DIRECTIONS FOR THIS TASK: Scan the entries below for the word "Photo". Copy each line that has it.

PROVIDED ENTRIES:
-------
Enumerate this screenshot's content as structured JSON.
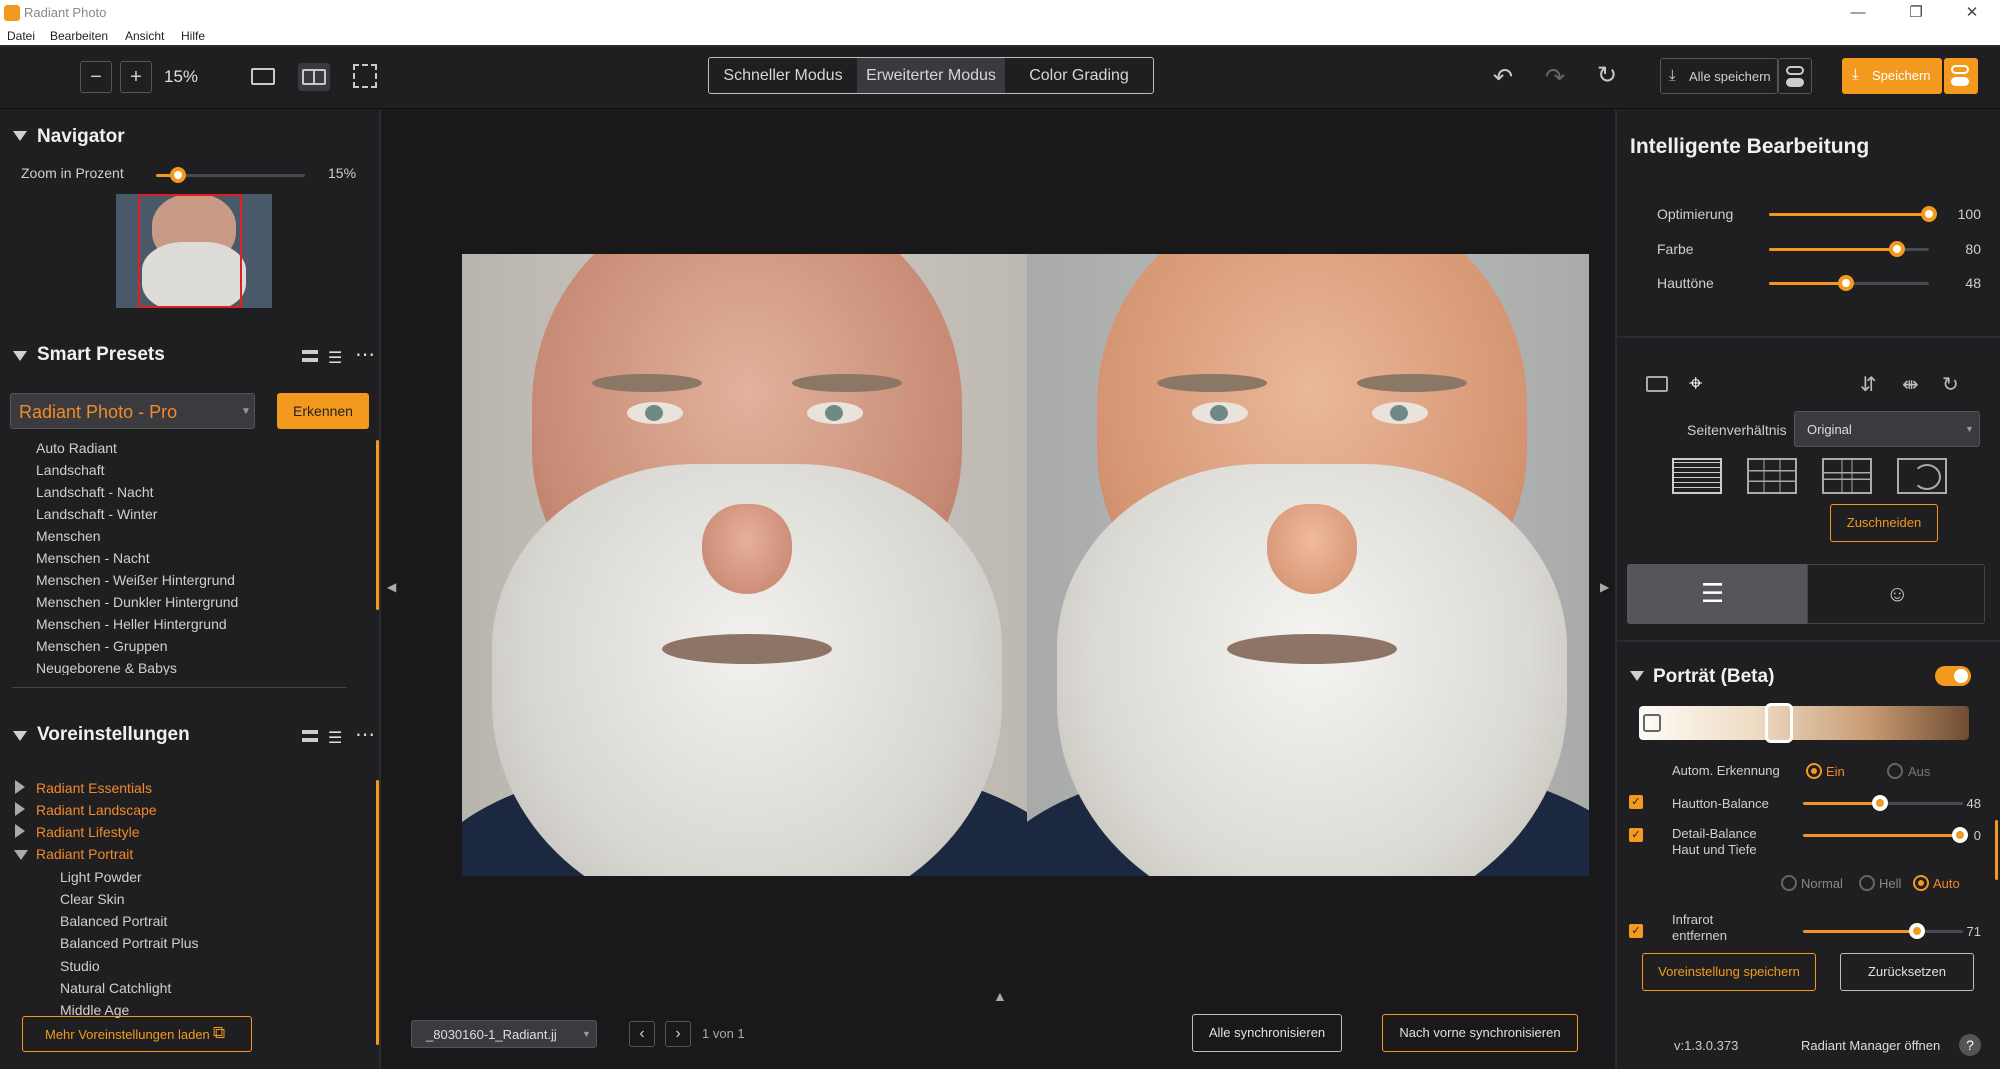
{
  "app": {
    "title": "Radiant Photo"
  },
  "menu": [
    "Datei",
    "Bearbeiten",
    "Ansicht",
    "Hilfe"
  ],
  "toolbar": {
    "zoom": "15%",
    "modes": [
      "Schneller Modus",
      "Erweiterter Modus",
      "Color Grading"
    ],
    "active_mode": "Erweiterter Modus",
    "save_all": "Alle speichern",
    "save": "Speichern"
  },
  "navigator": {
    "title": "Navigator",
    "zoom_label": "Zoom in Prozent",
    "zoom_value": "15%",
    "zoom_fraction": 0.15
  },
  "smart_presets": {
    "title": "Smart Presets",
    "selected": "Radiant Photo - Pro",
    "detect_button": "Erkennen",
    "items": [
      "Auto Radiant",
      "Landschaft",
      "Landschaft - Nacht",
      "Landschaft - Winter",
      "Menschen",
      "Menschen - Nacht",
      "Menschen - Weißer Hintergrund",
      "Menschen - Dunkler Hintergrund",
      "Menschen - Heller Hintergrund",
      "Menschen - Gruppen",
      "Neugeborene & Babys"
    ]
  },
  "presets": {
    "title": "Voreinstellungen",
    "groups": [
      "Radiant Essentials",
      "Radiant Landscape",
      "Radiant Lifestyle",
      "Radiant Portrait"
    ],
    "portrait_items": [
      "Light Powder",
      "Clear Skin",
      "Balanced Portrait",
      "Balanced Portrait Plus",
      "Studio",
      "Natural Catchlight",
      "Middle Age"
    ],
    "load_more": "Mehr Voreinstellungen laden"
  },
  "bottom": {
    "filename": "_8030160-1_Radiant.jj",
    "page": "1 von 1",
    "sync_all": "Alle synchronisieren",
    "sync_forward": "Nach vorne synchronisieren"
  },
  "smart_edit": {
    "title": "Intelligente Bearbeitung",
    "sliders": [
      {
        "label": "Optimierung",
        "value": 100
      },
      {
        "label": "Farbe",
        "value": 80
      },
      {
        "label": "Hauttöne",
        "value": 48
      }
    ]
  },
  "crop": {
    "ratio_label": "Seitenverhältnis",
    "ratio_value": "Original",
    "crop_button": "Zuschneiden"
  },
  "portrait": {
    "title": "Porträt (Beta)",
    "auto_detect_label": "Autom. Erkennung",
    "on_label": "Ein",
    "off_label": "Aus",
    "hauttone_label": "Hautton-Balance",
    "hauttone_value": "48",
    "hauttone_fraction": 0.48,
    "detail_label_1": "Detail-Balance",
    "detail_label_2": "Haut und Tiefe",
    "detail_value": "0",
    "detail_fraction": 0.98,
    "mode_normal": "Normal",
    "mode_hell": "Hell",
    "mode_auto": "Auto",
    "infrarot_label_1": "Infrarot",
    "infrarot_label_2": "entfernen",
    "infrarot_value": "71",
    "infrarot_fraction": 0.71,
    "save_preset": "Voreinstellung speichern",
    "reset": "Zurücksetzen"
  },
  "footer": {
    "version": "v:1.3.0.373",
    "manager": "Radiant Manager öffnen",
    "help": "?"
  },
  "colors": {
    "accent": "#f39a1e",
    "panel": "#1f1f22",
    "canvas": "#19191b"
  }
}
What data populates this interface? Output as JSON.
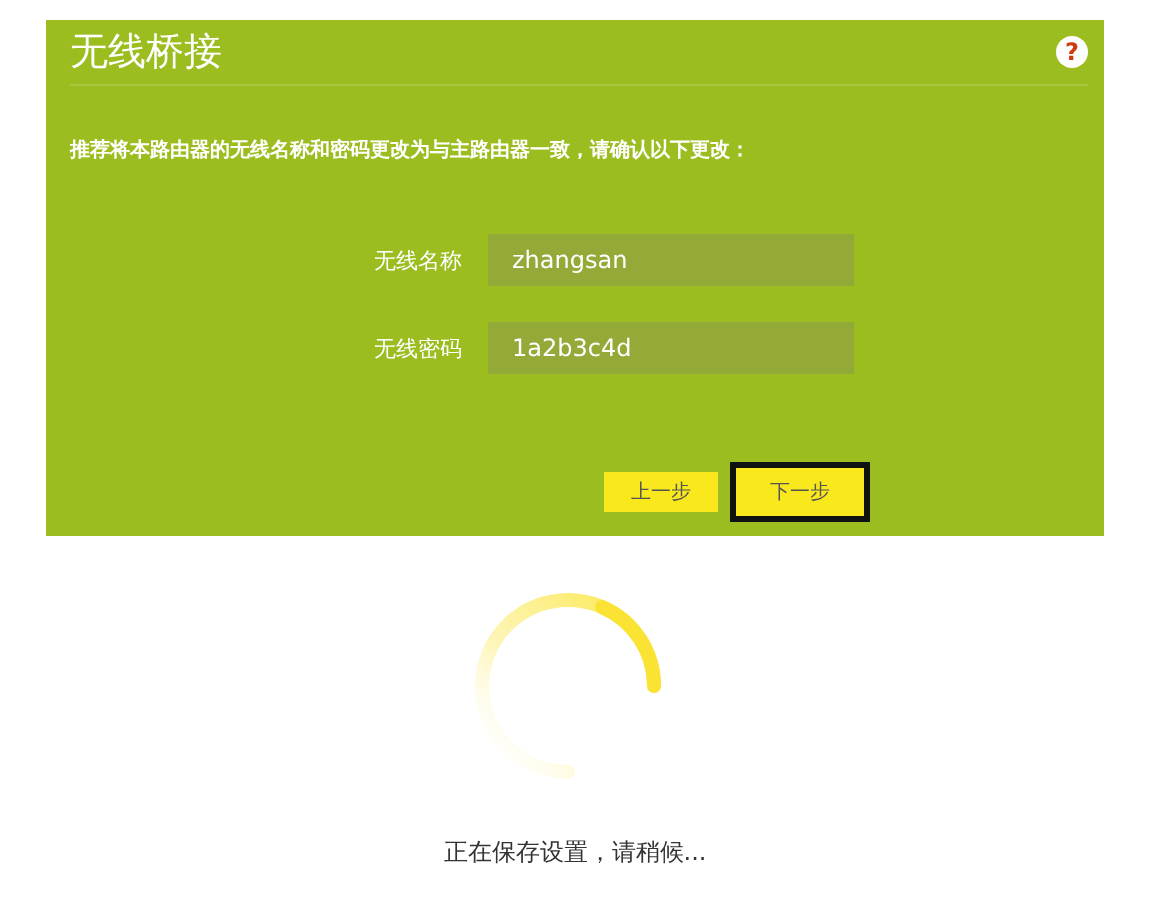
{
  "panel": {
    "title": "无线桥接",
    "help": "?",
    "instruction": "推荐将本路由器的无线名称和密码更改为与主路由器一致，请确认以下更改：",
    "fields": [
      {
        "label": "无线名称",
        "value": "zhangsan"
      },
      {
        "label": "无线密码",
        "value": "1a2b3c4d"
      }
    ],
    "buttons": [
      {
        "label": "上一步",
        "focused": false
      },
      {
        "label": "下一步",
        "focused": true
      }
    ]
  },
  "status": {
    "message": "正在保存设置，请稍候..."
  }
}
-------
RIGHT ANSWER:
    "title": "Radiant Photo"
    "selected": "Radiant Photo - Pro",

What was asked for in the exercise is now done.